• **Dataset extract**:
[START]

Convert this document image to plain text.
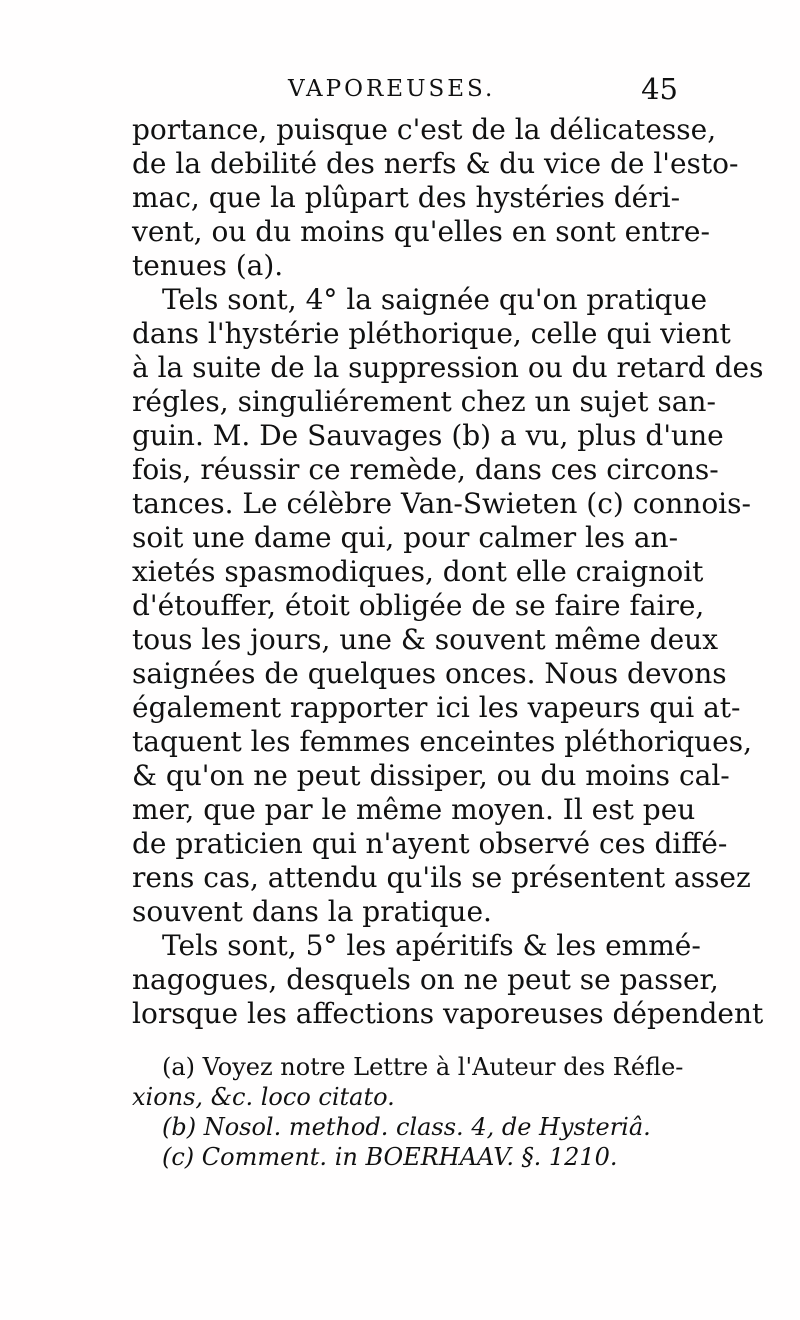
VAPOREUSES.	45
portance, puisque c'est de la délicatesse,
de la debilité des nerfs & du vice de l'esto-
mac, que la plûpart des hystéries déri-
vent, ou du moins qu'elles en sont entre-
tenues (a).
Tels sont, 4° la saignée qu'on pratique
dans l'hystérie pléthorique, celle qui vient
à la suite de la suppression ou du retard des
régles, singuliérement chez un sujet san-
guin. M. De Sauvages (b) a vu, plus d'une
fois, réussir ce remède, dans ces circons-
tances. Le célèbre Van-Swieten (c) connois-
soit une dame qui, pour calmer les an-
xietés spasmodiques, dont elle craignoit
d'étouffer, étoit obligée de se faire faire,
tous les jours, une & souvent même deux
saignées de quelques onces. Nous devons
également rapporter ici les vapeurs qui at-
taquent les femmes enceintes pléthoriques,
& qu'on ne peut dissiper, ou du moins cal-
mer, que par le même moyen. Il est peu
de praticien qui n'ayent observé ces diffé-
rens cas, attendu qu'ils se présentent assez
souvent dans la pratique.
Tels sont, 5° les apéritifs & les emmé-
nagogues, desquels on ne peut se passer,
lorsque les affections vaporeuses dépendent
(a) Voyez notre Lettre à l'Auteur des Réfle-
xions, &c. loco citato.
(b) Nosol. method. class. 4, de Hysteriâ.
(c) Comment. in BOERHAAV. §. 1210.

[END]

• **Given instruction**: Every record must be copied exactly, with the pictures left out.

• **Answer to the task**:
Convert this document image to plain text.
VAPOREUSES.	45
portance, puisque c'est de la délicatesse,
de la debilité des nerfs & du vice de l'esto-
mac, que la plûpart des hystéries déri-
vent, ou du moins qu'elles en sont entre-
tenues (a).
Tels sont, 4° la saignée qu'on pratique
dans l'hystérie pléthorique, celle qui vient
à la suite de la suppression ou du retard des
régles, singuliérement chez un sujet san-
guin. M. De Sauvages (b) a vu, plus d'une
fois, réussir ce remède, dans ces circons-
tances. Le célèbre Van-Swieten (c) connois-
soit une dame qui, pour calmer les an-
xietés spasmodiques, dont elle craignoit
d'étouffer, étoit obligée de se faire faire,
tous les jours, une & souvent même deux
saignées de quelques onces. Nous devons
également rapporter ici les vapeurs qui at-
taquent les femmes enceintes pléthoriques,
& qu'on ne peut dissiper, ou du moins cal-
mer, que par le même moyen. Il est peu
de praticien qui n'ayent observé ces diffé-
rens cas, attendu qu'ils se présentent assez
souvent dans la pratique.
Tels sont, 5° les apéritifs & les emmé-
nagogues, desquels on ne peut se passer,
lorsque les affections vaporeuses dépendent
(a) Voyez notre Lettre à l'Auteur des Réfle-
xions, &c. loco citato.
(b) Nosol. method. class. 4, de Hysteriâ.
(c) Comment. in BOERHAAV. §. 1210.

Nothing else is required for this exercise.